*Task requirements*
Each record must be retyped in full. No character may differ.

[Stored dataset items]

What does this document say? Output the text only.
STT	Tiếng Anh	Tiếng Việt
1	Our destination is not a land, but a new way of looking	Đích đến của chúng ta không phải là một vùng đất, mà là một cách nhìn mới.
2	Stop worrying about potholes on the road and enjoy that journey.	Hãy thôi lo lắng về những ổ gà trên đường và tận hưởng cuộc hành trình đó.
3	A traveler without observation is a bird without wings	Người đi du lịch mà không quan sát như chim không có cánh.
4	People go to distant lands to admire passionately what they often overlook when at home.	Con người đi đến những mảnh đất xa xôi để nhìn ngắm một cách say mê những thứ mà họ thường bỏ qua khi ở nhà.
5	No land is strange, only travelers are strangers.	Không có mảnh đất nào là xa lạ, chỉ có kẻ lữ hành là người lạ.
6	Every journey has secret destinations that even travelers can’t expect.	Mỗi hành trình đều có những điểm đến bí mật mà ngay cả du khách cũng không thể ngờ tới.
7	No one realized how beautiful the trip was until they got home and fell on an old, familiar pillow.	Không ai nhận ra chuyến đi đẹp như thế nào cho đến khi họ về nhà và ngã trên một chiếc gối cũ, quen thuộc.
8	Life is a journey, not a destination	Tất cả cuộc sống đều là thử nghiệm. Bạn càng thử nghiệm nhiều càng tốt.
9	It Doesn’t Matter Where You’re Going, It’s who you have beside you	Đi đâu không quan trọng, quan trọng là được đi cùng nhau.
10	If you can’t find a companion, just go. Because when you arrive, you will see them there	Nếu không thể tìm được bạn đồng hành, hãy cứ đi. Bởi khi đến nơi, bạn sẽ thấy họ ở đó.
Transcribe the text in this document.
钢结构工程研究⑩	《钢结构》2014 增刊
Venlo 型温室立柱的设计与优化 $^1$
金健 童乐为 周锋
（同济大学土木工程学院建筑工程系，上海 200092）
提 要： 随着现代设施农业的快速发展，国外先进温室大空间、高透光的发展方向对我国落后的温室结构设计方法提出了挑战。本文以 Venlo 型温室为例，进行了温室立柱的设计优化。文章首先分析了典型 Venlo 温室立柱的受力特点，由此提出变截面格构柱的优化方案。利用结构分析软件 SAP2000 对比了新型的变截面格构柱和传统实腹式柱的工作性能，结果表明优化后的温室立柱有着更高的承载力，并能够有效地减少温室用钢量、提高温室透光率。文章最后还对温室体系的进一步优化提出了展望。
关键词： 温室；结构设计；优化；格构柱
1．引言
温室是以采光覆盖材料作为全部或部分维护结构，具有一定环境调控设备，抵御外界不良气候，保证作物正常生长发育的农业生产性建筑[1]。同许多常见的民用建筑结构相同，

*Result*
What does this document say? Output the text only.
STT	Tiếng Anh	Tiếng Việt
1	Our destination is not a land, but a new way of looking	Đích đến của chúng ta không phải là một vùng đất, mà là một cách nhìn mới.
2	Stop worrying about potholes on the road and enjoy that journey.	Hãy thôi lo lắng về những ổ gà trên đường và tận hưởng cuộc hành trình đó.
3	A traveler without observation is a bird without wings	Người đi du lịch mà không quan sát như chim không có cánh.
4	People go to distant lands to admire passionately what they often overlook when at home.	Con người đi đến những mảnh đất xa xôi để nhìn ngắm một cách say mê những thứ mà họ thường bỏ qua khi ở nhà.
5	No land is strange, only travelers are strangers.	Không có mảnh đất nào là xa lạ, chỉ có kẻ lữ hành là người lạ.
6	Every journey has secret destinations that even travelers can’t expect.	Mỗi hành trình đều có những điểm đến bí mật mà ngay cả du khách cũng không thể ngờ tới.
7	No one realized how beautiful the trip was until they got home and fell on an old, familiar pillow.	Không ai nhận ra chuyến đi đẹp như thế nào cho đến khi họ về nhà và ngã trên một chiếc gối cũ, quen thuộc.
8	Life is a journey, not a destination	Tất cả cuộc sống đều là thử nghiệm. Bạn càng thử nghiệm nhiều càng tốt.
9	It Doesn’t Matter Where You’re Going, It’s who you have beside you	Đi đâu không quan trọng, quan trọng là được đi cùng nhau.
10	If you can’t find a companion, just go. Because when you arrive, you will see them there	Nếu không thể tìm được bạn đồng hành, hãy cứ đi. Bởi khi đến nơi, bạn sẽ thấy họ ở đó.
Transcribe the text in this document.
钢结构工程研究⑩	《钢结构》2014 增刊
Venlo 型温室立柱的设计与优化 $^1$
金健 童乐为 周锋
（同济大学土木工程学院建筑工程系，上海 200092）
提 要： 随着现代设施农业的快速发展，国外先进温室大空间、高透光的发展方向对我国落后的温室结构设计方法提出了挑战。本文以 Venlo 型温室为例，进行了温室立柱的设计优化。文章首先分析了典型 Venlo 温室立柱的受力特点，由此提出变截面格构柱的优化方案。利用结构分析软件 SAP2000 对比了新型的变截面格构柱和传统实腹式柱的工作性能，结果表明优化后的温室立柱有着更高的承载力，并能够有效地减少温室用钢量、提高温室透光率。文章最后还对温室体系的进一步优化提出了展望。
关键词： 温室；结构设计；优化；格构柱
1．引言
温室是以采光覆盖材料作为全部或部分维护结构，具有一定环境调控设备，抵御外界不良气候，保证作物正常生长发育的农业生产性建筑[1]。同许多常见的民用建筑结构相同，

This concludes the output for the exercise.